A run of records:
__________

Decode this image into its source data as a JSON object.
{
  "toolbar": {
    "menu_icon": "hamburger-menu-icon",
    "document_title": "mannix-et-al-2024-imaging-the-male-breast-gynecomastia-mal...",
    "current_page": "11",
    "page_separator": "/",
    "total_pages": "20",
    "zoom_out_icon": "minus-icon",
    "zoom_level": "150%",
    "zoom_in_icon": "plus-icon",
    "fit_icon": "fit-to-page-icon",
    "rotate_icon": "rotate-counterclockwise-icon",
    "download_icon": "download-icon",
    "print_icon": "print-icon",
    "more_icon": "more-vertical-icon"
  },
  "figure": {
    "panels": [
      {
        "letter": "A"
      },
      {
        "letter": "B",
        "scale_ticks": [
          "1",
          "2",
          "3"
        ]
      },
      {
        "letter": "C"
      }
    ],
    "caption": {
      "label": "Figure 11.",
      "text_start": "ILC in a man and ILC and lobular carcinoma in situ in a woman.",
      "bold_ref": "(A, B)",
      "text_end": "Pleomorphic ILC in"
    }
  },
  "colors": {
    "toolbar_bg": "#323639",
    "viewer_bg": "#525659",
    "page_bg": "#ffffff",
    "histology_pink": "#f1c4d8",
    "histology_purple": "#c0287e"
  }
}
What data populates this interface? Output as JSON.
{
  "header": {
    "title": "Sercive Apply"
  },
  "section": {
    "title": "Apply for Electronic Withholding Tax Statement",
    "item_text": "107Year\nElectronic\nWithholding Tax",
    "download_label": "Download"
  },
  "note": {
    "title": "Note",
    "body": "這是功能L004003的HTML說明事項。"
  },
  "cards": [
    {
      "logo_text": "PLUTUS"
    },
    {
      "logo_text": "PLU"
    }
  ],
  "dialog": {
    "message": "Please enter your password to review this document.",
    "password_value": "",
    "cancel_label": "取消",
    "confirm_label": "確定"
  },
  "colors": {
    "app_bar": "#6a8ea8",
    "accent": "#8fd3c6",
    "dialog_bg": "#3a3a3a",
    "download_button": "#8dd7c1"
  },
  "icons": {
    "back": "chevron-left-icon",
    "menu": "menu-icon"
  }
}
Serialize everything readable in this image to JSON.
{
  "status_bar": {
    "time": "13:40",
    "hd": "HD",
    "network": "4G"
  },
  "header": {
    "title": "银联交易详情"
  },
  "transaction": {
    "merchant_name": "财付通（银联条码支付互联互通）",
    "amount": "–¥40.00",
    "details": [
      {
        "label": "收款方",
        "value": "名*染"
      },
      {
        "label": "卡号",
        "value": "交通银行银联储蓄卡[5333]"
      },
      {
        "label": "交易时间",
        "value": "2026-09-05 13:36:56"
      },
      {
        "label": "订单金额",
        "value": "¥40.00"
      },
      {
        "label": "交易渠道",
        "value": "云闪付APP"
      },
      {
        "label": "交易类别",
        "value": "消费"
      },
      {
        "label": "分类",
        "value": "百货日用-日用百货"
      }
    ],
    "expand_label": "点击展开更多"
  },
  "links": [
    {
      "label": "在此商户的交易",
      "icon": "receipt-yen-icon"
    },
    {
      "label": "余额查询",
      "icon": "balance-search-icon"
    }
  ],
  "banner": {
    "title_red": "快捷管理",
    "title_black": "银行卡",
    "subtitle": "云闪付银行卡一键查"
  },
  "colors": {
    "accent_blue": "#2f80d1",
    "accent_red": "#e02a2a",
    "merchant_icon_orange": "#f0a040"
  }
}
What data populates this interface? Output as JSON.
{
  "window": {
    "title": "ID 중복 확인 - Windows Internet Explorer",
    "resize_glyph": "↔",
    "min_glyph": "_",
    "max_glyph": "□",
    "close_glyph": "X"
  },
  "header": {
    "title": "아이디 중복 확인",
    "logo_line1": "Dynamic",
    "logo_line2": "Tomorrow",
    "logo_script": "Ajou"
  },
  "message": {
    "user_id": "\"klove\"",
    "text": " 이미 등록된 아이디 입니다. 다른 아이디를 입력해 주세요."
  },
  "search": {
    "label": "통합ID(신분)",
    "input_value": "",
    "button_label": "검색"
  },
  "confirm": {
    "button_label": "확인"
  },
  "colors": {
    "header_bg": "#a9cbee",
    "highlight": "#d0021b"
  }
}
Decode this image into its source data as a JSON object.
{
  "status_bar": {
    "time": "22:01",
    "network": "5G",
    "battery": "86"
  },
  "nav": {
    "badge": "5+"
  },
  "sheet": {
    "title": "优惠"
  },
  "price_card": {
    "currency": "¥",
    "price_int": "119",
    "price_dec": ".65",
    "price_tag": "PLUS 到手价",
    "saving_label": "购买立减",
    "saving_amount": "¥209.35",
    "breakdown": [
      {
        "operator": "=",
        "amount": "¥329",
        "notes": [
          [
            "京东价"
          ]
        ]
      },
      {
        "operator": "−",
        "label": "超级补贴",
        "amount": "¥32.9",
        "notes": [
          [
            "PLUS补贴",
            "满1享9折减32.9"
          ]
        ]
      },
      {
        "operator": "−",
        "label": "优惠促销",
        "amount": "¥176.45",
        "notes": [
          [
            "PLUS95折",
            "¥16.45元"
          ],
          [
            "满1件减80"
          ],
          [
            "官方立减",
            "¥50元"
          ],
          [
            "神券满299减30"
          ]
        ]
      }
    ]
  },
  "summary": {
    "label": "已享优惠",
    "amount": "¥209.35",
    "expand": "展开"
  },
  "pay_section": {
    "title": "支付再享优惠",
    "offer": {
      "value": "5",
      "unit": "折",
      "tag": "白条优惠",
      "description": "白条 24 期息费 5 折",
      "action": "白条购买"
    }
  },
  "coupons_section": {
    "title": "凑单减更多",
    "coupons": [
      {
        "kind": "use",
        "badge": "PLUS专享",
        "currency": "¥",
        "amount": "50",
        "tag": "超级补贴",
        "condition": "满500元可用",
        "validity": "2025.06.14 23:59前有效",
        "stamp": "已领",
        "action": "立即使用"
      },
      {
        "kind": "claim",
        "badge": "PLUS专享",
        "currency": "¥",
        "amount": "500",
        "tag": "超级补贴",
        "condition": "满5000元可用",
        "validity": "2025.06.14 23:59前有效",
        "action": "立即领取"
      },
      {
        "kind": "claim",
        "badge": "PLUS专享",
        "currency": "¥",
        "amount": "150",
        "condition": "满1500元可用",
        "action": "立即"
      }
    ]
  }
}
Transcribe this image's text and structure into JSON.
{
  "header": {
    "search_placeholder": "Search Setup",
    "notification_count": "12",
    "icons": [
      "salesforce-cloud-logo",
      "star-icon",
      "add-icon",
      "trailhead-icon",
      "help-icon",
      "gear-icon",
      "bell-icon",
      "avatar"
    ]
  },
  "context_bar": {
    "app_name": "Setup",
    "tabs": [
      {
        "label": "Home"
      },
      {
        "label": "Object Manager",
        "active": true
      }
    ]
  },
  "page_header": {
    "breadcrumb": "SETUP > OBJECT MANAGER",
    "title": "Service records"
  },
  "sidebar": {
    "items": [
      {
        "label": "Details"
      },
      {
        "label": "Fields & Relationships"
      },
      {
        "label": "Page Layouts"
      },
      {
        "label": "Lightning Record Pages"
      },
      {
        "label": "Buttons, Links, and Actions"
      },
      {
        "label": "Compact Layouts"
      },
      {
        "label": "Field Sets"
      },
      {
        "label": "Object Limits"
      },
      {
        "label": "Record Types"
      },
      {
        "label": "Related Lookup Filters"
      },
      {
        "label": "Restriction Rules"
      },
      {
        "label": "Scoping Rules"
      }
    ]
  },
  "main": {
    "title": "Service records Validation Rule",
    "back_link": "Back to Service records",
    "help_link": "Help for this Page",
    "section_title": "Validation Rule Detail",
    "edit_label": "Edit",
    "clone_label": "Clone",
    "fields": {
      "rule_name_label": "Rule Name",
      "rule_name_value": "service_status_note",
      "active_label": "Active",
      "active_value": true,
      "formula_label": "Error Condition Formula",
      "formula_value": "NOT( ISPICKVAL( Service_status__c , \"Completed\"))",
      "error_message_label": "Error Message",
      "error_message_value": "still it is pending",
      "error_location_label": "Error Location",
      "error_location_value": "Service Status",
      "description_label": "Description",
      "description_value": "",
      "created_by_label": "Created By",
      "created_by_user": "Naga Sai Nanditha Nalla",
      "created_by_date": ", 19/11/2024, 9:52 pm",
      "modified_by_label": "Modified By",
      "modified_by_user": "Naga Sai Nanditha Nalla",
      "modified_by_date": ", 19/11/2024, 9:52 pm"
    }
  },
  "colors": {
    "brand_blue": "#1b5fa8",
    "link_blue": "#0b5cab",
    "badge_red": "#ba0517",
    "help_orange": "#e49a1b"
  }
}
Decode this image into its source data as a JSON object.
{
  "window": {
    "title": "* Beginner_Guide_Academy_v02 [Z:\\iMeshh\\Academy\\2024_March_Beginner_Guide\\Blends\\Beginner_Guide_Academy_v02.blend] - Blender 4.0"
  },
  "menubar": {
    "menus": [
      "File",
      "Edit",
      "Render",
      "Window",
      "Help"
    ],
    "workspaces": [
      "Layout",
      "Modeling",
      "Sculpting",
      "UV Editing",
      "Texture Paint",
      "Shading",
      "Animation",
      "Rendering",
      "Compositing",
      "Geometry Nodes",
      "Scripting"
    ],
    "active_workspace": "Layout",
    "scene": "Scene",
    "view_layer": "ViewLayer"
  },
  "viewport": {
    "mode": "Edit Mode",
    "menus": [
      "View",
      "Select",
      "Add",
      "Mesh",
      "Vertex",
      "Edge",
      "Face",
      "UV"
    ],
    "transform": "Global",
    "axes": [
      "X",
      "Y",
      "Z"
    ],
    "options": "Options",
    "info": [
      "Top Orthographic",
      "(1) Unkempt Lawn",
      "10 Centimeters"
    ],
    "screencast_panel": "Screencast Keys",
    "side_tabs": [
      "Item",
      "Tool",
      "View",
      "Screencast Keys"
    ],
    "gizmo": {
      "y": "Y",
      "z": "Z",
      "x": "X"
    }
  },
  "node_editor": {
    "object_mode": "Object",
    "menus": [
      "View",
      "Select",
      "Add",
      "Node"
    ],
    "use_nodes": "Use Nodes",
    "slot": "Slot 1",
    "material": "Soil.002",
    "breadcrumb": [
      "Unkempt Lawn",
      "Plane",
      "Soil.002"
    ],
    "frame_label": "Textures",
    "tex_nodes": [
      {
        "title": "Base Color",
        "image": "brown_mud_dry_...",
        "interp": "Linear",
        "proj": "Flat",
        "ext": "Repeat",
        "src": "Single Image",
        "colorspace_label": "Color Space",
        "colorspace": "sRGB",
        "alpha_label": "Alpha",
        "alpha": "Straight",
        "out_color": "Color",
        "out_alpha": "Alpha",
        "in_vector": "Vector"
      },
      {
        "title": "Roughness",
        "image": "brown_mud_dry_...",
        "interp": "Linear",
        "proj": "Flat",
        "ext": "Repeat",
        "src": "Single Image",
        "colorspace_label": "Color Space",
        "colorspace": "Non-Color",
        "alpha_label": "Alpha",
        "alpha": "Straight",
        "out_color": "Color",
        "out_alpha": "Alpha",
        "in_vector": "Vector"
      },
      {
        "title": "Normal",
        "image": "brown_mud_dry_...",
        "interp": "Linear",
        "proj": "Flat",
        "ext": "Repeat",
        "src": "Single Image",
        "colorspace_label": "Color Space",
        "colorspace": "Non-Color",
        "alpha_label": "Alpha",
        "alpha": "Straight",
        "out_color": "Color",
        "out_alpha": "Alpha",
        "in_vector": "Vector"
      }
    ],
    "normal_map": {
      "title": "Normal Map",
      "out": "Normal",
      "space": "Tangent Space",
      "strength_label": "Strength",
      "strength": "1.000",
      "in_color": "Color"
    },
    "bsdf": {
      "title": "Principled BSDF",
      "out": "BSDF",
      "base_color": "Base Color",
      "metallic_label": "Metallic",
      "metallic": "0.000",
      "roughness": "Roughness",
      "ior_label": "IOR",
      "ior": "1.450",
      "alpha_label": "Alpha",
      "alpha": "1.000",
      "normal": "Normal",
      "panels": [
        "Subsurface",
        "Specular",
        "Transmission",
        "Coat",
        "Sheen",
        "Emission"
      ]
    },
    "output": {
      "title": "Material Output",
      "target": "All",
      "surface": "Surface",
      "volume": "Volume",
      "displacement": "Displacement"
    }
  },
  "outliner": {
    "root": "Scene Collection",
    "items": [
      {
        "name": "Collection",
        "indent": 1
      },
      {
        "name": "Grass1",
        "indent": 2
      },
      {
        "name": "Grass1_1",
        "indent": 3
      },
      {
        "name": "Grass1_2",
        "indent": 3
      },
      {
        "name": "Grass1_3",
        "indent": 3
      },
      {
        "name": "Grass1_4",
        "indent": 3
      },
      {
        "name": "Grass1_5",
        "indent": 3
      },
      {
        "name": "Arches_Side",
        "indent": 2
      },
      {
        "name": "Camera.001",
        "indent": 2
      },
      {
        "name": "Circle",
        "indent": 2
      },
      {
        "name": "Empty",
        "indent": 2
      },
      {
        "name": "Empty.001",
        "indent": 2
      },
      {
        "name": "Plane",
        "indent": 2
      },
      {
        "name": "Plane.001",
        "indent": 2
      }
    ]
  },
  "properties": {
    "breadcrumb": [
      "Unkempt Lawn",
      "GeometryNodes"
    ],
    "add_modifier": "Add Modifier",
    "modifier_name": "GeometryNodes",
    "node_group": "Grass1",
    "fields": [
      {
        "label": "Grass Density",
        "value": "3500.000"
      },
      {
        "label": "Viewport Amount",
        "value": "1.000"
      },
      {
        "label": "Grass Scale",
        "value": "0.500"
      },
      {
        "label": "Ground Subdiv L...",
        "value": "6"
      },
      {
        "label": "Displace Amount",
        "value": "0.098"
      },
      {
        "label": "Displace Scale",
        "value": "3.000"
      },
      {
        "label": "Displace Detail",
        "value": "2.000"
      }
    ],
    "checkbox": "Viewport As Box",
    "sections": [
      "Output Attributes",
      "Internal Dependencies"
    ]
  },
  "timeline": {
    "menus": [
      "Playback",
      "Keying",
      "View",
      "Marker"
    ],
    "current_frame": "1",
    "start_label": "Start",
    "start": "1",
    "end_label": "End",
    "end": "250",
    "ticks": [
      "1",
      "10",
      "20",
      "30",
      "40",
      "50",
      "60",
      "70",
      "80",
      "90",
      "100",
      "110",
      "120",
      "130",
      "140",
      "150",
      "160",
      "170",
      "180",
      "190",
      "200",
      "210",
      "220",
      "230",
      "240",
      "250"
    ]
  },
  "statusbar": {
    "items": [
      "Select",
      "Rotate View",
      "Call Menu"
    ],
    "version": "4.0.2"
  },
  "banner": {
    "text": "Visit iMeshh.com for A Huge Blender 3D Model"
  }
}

__________

_Description of the task_. Look through the material and say how many lines hold "Nalla". Give the number only.

_Result of the exercise_. 2